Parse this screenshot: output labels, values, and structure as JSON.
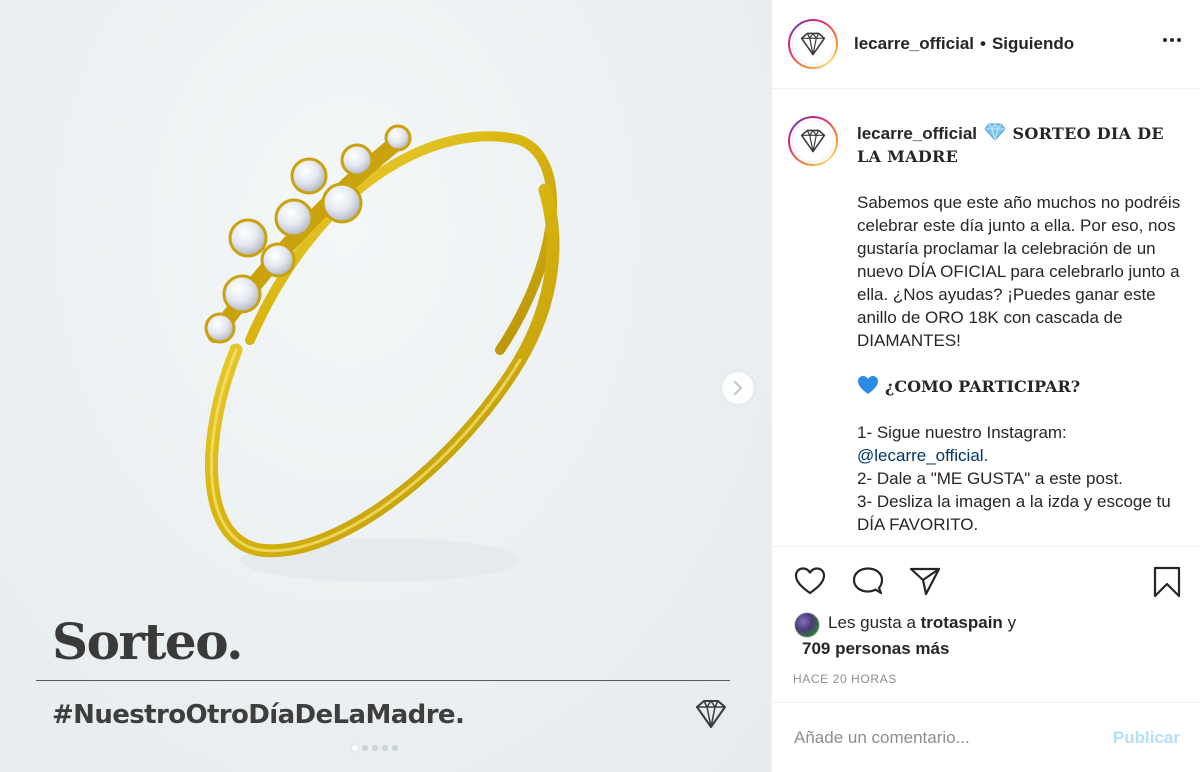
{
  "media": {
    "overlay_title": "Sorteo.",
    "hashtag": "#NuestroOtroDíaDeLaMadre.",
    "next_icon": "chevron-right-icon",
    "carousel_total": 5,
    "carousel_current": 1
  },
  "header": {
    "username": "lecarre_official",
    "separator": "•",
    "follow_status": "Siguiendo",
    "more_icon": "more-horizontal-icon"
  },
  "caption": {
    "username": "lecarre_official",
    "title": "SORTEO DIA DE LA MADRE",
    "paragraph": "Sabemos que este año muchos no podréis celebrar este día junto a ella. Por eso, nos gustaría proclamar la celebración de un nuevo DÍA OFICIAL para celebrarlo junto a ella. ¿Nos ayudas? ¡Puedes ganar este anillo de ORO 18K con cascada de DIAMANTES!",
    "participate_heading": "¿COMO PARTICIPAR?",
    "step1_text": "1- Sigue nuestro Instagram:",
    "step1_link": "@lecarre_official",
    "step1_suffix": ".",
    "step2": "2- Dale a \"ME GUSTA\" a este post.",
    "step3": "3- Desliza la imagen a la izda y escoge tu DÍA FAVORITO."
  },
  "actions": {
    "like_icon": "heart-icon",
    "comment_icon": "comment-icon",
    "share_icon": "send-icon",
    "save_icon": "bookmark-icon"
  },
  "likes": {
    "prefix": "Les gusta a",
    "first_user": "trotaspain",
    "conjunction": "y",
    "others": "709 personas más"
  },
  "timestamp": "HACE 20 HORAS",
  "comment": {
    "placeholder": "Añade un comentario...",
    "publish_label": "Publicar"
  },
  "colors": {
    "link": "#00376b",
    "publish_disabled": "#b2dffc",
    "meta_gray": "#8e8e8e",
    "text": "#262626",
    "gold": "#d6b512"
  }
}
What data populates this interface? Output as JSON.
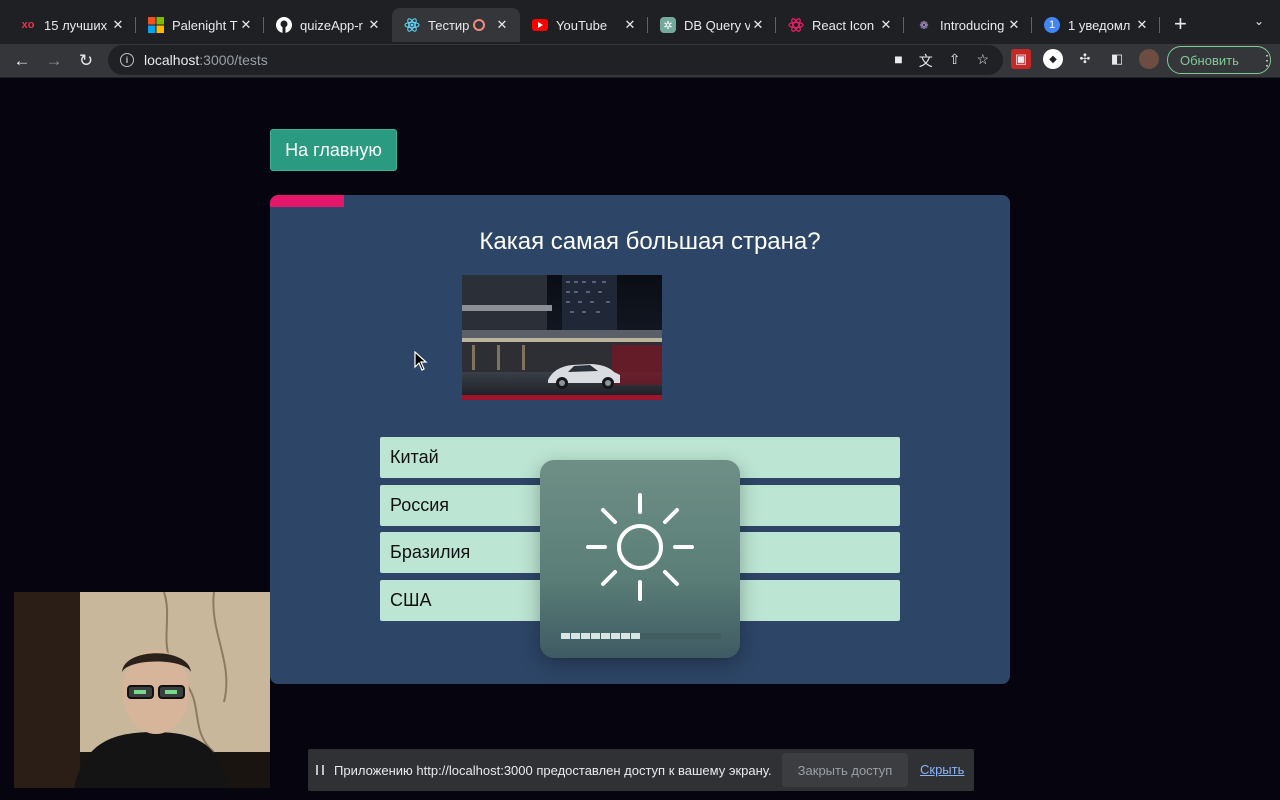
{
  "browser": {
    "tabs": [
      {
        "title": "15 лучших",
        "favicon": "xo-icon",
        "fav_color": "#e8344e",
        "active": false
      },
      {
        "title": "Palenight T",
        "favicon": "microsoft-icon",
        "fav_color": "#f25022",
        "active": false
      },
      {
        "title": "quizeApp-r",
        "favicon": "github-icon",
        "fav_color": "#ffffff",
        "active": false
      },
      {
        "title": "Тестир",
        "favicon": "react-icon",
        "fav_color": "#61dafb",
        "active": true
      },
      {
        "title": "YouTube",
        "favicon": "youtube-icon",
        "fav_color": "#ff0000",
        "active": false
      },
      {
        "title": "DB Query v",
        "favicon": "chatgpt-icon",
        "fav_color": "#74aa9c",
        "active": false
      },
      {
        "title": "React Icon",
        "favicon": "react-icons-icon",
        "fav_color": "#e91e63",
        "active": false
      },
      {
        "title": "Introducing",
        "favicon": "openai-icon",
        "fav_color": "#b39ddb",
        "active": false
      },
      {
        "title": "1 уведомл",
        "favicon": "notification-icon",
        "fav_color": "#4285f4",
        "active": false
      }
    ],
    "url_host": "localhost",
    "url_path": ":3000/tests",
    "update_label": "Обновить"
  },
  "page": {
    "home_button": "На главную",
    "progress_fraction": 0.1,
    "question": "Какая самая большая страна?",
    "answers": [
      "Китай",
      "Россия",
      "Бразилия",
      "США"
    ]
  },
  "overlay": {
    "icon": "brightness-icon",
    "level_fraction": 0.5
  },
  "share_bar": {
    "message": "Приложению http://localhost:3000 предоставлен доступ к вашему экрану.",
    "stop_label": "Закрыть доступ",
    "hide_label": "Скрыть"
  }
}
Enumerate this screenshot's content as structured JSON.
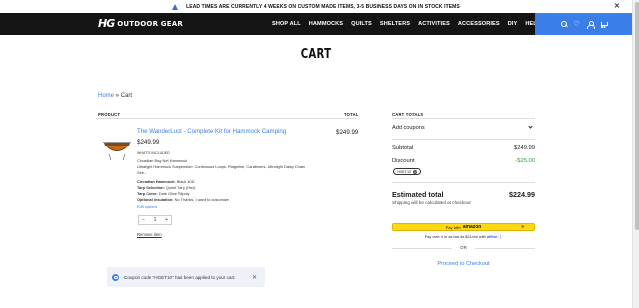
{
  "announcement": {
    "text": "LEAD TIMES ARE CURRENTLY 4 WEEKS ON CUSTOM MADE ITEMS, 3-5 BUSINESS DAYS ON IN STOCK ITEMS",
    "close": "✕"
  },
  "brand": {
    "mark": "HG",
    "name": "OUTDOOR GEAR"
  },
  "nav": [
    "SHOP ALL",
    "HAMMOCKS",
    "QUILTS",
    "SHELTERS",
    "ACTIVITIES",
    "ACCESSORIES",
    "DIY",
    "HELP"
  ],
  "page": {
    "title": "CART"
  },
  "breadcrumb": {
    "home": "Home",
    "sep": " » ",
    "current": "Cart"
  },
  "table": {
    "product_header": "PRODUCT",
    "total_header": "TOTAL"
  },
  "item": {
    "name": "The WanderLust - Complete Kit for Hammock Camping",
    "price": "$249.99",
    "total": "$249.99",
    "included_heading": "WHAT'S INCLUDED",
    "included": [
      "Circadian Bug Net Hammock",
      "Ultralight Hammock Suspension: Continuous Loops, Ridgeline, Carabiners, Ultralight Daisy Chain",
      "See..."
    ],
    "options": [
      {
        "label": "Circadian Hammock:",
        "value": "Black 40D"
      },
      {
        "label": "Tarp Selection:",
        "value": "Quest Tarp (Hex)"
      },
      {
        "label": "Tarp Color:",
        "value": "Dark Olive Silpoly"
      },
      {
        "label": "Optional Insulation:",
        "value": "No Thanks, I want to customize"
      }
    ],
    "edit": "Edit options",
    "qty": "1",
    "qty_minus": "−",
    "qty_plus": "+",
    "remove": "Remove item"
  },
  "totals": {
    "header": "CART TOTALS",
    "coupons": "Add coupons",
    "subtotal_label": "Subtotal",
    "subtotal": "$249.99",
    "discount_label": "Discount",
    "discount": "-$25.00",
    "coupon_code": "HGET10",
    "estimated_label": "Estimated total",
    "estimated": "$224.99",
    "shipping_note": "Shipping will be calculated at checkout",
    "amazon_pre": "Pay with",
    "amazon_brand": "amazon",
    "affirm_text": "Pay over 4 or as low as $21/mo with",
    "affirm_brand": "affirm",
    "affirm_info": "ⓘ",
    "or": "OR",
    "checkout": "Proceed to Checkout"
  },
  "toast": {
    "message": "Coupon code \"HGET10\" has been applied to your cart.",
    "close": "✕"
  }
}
==
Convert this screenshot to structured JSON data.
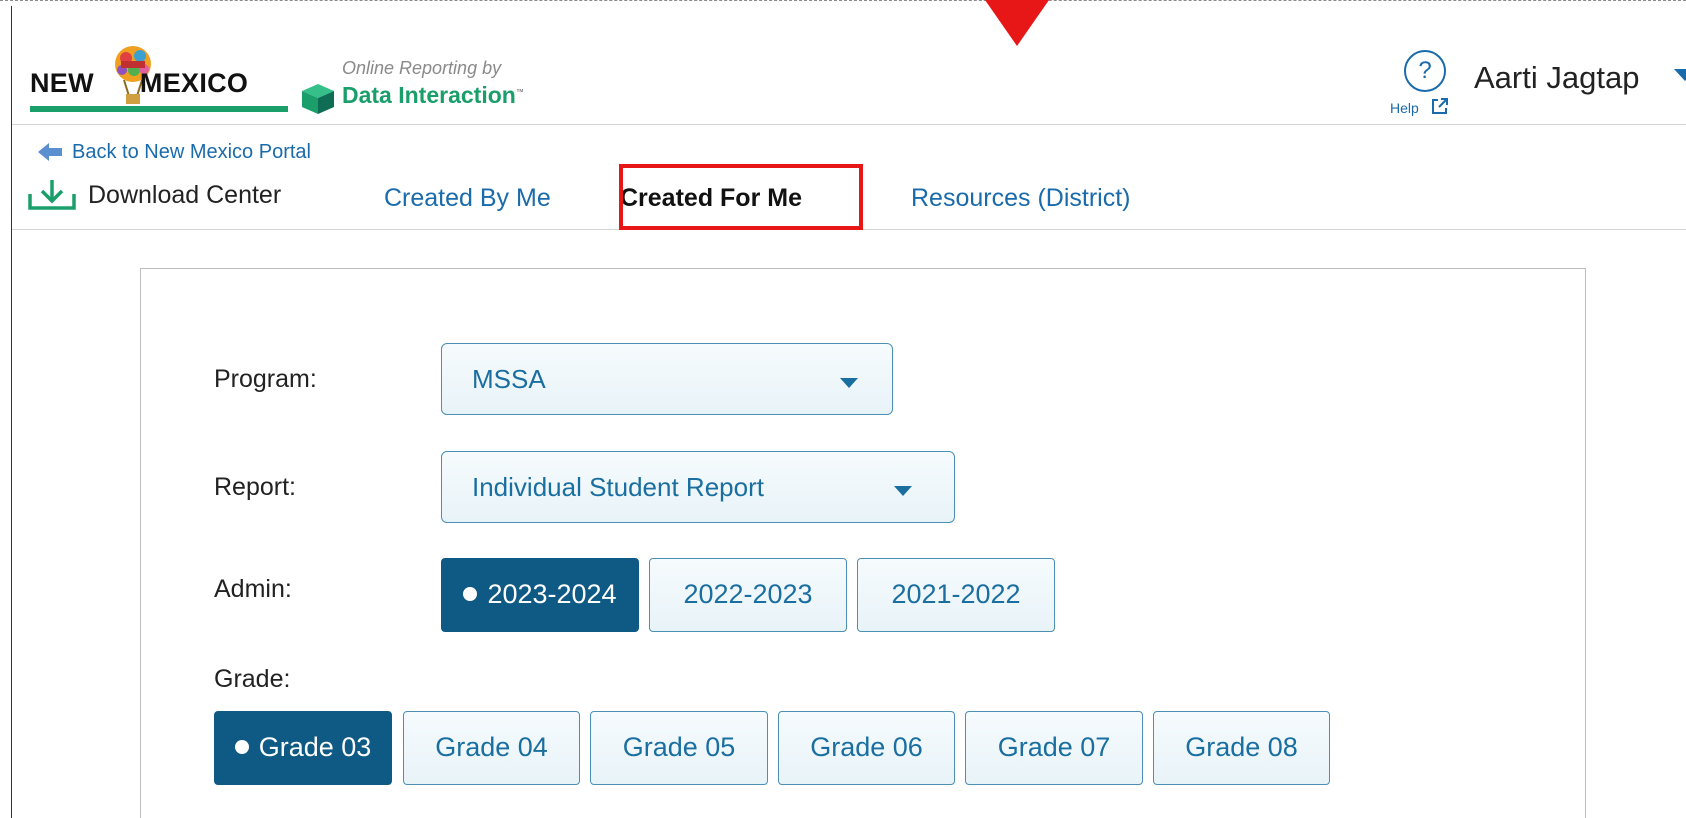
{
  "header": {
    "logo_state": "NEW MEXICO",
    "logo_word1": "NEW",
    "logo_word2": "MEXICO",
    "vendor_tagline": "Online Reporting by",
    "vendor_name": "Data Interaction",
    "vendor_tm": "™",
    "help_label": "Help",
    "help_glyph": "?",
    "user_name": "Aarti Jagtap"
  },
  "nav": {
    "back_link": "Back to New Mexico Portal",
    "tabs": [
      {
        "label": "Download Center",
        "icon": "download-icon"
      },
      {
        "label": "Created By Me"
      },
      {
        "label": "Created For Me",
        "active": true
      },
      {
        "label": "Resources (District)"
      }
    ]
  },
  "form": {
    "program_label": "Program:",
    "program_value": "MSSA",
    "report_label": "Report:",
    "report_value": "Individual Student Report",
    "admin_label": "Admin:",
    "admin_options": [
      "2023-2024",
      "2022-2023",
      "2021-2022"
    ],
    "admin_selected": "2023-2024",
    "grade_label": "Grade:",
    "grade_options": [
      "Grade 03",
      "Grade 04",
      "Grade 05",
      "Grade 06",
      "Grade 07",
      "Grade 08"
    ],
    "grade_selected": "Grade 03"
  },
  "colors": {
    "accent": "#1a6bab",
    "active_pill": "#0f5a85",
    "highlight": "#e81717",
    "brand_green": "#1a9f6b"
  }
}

STATED GOAL
Check every line of the data, and copy the ones that contain "Created".

ANSWER TO THE TASK
        "label": "Created By Me"
        "label": "Created For Me",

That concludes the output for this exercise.